* [Task brief]: Retype the records below exactly as they appear, but leave out any pictures.

Collected data:
+++

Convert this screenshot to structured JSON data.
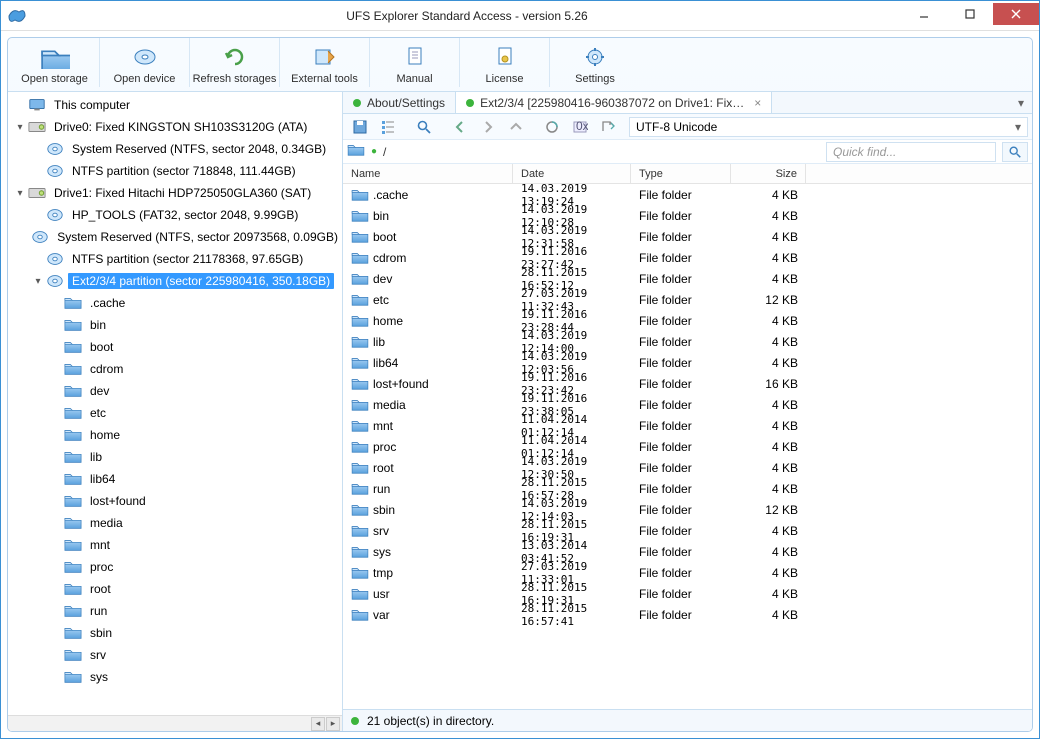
{
  "titlebar": {
    "title": "UFS Explorer Standard Access - version 5.26"
  },
  "toolbar": [
    {
      "id": "open-storage",
      "label": "Open storage"
    },
    {
      "id": "open-device",
      "label": "Open device"
    },
    {
      "id": "refresh-storages",
      "label": "Refresh storages"
    },
    {
      "id": "external-tools",
      "label": "External tools"
    },
    {
      "id": "manual",
      "label": "Manual"
    },
    {
      "id": "license",
      "label": "License"
    },
    {
      "id": "settings",
      "label": "Settings"
    }
  ],
  "tree": {
    "root": "This computer",
    "drives": [
      {
        "label": "Drive0: Fixed KINGSTON SH103S3120G (ATA)",
        "children": [
          {
            "label": "System Reserved (NTFS, sector 2048, 0.34GB)"
          },
          {
            "label": "NTFS partition (sector 718848, 111.44GB)"
          }
        ]
      },
      {
        "label": "Drive1: Fixed Hitachi HDP725050GLA360 (SAT)",
        "children": [
          {
            "label": "HP_TOOLS (FAT32, sector 2048, 9.99GB)"
          },
          {
            "label": "System Reserved (NTFS, sector 20973568, 0.09GB)"
          },
          {
            "label": "NTFS partition (sector 21178368, 97.65GB)"
          },
          {
            "label": "Ext2/3/4 partition (sector 225980416, 350.18GB)",
            "selected": true,
            "children": [
              {
                "label": ".cache"
              },
              {
                "label": "bin"
              },
              {
                "label": "boot"
              },
              {
                "label": "cdrom"
              },
              {
                "label": "dev"
              },
              {
                "label": "etc"
              },
              {
                "label": "home"
              },
              {
                "label": "lib"
              },
              {
                "label": "lib64"
              },
              {
                "label": "lost+found"
              },
              {
                "label": "media"
              },
              {
                "label": "mnt"
              },
              {
                "label": "proc"
              },
              {
                "label": "root"
              },
              {
                "label": "run"
              },
              {
                "label": "sbin"
              },
              {
                "label": "srv"
              },
              {
                "label": "sys"
              }
            ]
          }
        ]
      }
    ]
  },
  "tabs": {
    "about": "About/Settings",
    "active": "Ext2/3/4 [225980416-960387072 on Drive1: Fix…"
  },
  "encoding": "UTF-8 Unicode",
  "breadcrumb": "/",
  "quickfind_placeholder": "Quick find...",
  "columns": {
    "name": "Name",
    "date": "Date",
    "type": "Type",
    "size": "Size"
  },
  "files": [
    {
      "name": ".cache",
      "date": "14.03.2019 13:19:24",
      "type": "File folder",
      "size": "4 KB"
    },
    {
      "name": "bin",
      "date": "14.03.2019 12:10:28",
      "type": "File folder",
      "size": "4 KB"
    },
    {
      "name": "boot",
      "date": "14.03.2019 12:31:58",
      "type": "File folder",
      "size": "4 KB"
    },
    {
      "name": "cdrom",
      "date": "19.11.2016 23:27:42",
      "type": "File folder",
      "size": "4 KB"
    },
    {
      "name": "dev",
      "date": "28.11.2015 16:52:12",
      "type": "File folder",
      "size": "4 KB"
    },
    {
      "name": "etc",
      "date": "27.03.2019 11:32:43",
      "type": "File folder",
      "size": "12 KB"
    },
    {
      "name": "home",
      "date": "19.11.2016 23:28:44",
      "type": "File folder",
      "size": "4 KB"
    },
    {
      "name": "lib",
      "date": "14.03.2019 12:14:00",
      "type": "File folder",
      "size": "4 KB"
    },
    {
      "name": "lib64",
      "date": "14.03.2019 12:03:56",
      "type": "File folder",
      "size": "4 KB"
    },
    {
      "name": "lost+found",
      "date": "19.11.2016 23:23:42",
      "type": "File folder",
      "size": "16 KB"
    },
    {
      "name": "media",
      "date": "19.11.2016 23:38:05",
      "type": "File folder",
      "size": "4 KB"
    },
    {
      "name": "mnt",
      "date": "11.04.2014 01:12:14",
      "type": "File folder",
      "size": "4 KB"
    },
    {
      "name": "proc",
      "date": "11.04.2014 01:12:14",
      "type": "File folder",
      "size": "4 KB"
    },
    {
      "name": "root",
      "date": "14.03.2019 12:30:50",
      "type": "File folder",
      "size": "4 KB"
    },
    {
      "name": "run",
      "date": "28.11.2015 16:57:28",
      "type": "File folder",
      "size": "4 KB"
    },
    {
      "name": "sbin",
      "date": "14.03.2019 12:14:03",
      "type": "File folder",
      "size": "12 KB"
    },
    {
      "name": "srv",
      "date": "28.11.2015 16:19:31",
      "type": "File folder",
      "size": "4 KB"
    },
    {
      "name": "sys",
      "date": "13.03.2014 03:41:52",
      "type": "File folder",
      "size": "4 KB"
    },
    {
      "name": "tmp",
      "date": "27.03.2019 11:33:01",
      "type": "File folder",
      "size": "4 KB"
    },
    {
      "name": "usr",
      "date": "28.11.2015 16:19:31",
      "type": "File folder",
      "size": "4 KB"
    },
    {
      "name": "var",
      "date": "28.11.2015 16:57:41",
      "type": "File folder",
      "size": "4 KB"
    }
  ],
  "status": "21 object(s) in directory."
}
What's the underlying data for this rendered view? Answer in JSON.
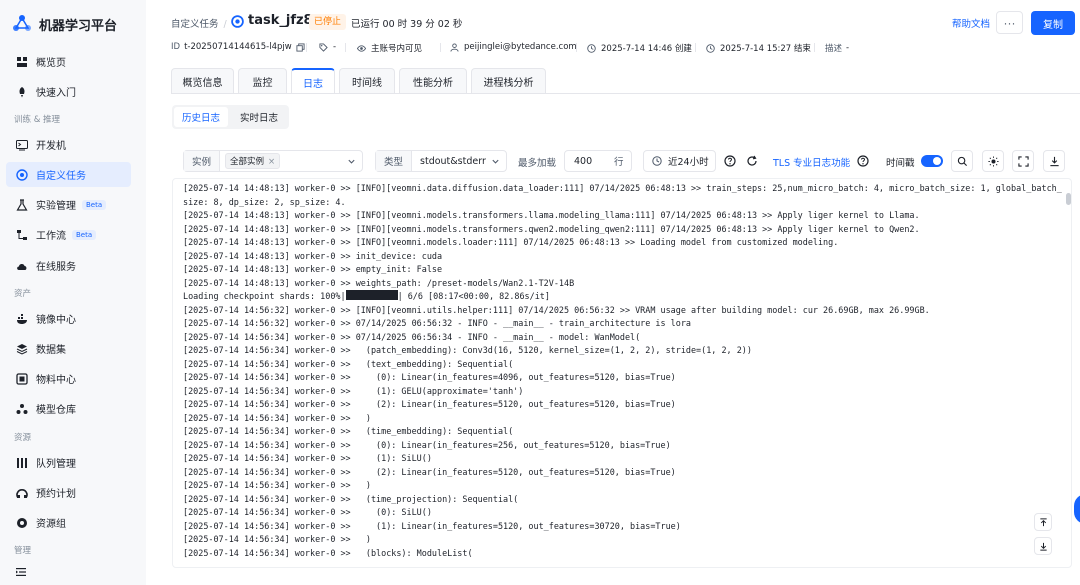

+++

* [Reply to the exercise]:
Convert this screenshot to structured JSON data.
{
  "titlebar": {
    "title": "UFS Explorer Standard Access - version 5.26"
  },
  "toolbar": [
    {
      "id": "open-storage",
      "label": "Open storage"
    },
    {
      "id": "open-device",
      "label": "Open device"
    },
    {
      "id": "refresh-storages",
      "label": "Refresh storages"
    },
    {
      "id": "external-tools",
      "label": "External tools"
    },
    {
      "id": "manual",
      "label": "Manual"
    },
    {
      "id": "license",
      "label": "License"
    },
    {
      "id": "settings",
      "label": "Settings"
    }
  ],
  "tree": {
    "root": "This computer",
    "drives": [
      {
        "label": "Drive0: Fixed KINGSTON SH103S3120G (ATA)",
        "children": [
          {
            "label": "System Reserved (NTFS, sector 2048, 0.34GB)"
          },
          {
            "label": "NTFS partition (sector 718848, 111.44GB)"
          }
        ]
      },
      {
        "label": "Drive1: Fixed Hitachi HDP725050GLA360 (SAT)",
        "children": [
          {
            "label": "HP_TOOLS (FAT32, sector 2048, 9.99GB)"
          },
          {
            "label": "System Reserved (NTFS, sector 20973568, 0.09GB)"
          },
          {
            "label": "NTFS partition (sector 21178368, 97.65GB)"
          },
          {
            "label": "Ext2/3/4 partition (sector 225980416, 350.18GB)",
            "selected": true,
            "children": [
              {
                "label": ".cache"
              },
              {
                "label": "bin"
              },
              {
                "label": "boot"
              },
              {
                "label": "cdrom"
              },
              {
                "label": "dev"
              },
              {
                "label": "etc"
              },
              {
                "label": "home"
              },
              {
                "label": "lib"
              },
              {
                "label": "lib64"
              },
              {
                "label": "lost+found"
              },
              {
                "label": "media"
              },
              {
                "label": "mnt"
              },
              {
                "label": "proc"
              },
              {
                "label": "root"
              },
              {
                "label": "run"
              },
              {
                "label": "sbin"
              },
              {
                "label": "srv"
              },
              {
                "label": "sys"
              }
            ]
          }
        ]
      }
    ]
  },
  "tabs": {
    "about": "About/Settings",
    "active": "Ext2/3/4 [225980416-960387072 on Drive1: Fix…"
  },
  "encoding": "UTF-8 Unicode",
  "breadcrumb": "/",
  "quickfind_placeholder": "Quick find...",
  "columns": {
    "name": "Name",
    "date": "Date",
    "type": "Type",
    "size": "Size"
  },
  "files": [
    {
      "name": ".cache",
      "date": "14.03.2019 13:19:24",
      "type": "File folder",
      "size": "4 KB"
    },
    {
      "name": "bin",
      "date": "14.03.2019 12:10:28",
      "type": "File folder",
      "size": "4 KB"
    },
    {
      "name": "boot",
      "date": "14.03.2019 12:31:58",
      "type": "File folder",
      "size": "4 KB"
    },
    {
      "name": "cdrom",
      "date": "19.11.2016 23:27:42",
      "type": "File folder",
      "size": "4 KB"
    },
    {
      "name": "dev",
      "date": "28.11.2015 16:52:12",
      "type": "File folder",
      "size": "4 KB"
    },
    {
      "name": "etc",
      "date": "27.03.2019 11:32:43",
      "type": "File folder",
      "size": "12 KB"
    },
    {
      "name": "home",
      "date": "19.11.2016 23:28:44",
      "type": "File folder",
      "size": "4 KB"
    },
    {
      "name": "lib",
      "date": "14.03.2019 12:14:00",
      "type": "File folder",
      "size": "4 KB"
    },
    {
      "name": "lib64",
      "date": "14.03.2019 12:03:56",
      "type": "File folder",
      "size": "4 KB"
    },
    {
      "name": "lost+found",
      "date": "19.11.2016 23:23:42",
      "type": "File folder",
      "size": "16 KB"
    },
    {
      "name": "media",
      "date": "19.11.2016 23:38:05",
      "type": "File folder",
      "size": "4 KB"
    },
    {
      "name": "mnt",
      "date": "11.04.2014 01:12:14",
      "type": "File folder",
      "size": "4 KB"
    },
    {
      "name": "proc",
      "date": "11.04.2014 01:12:14",
      "type": "File folder",
      "size": "4 KB"
    },
    {
      "name": "root",
      "date": "14.03.2019 12:30:50",
      "type": "File folder",
      "size": "4 KB"
    },
    {
      "name": "run",
      "date": "28.11.2015 16:57:28",
      "type": "File folder",
      "size": "4 KB"
    },
    {
      "name": "sbin",
      "date": "14.03.2019 12:14:03",
      "type": "File folder",
      "size": "12 KB"
    },
    {
      "name": "srv",
      "date": "28.11.2015 16:19:31",
      "type": "File folder",
      "size": "4 KB"
    },
    {
      "name": "sys",
      "date": "13.03.2014 03:41:52",
      "type": "File folder",
      "size": "4 KB"
    },
    {
      "name": "tmp",
      "date": "27.03.2019 11:33:01",
      "type": "File folder",
      "size": "4 KB"
    },
    {
      "name": "usr",
      "date": "28.11.2015 16:19:31",
      "type": "File folder",
      "size": "4 KB"
    },
    {
      "name": "var",
      "date": "28.11.2015 16:57:41",
      "type": "File folder",
      "size": "4 KB"
    }
  ],
  "status": "21 object(s) in directory."
}
What's the underlying data for this rendered view? Answer in JSON.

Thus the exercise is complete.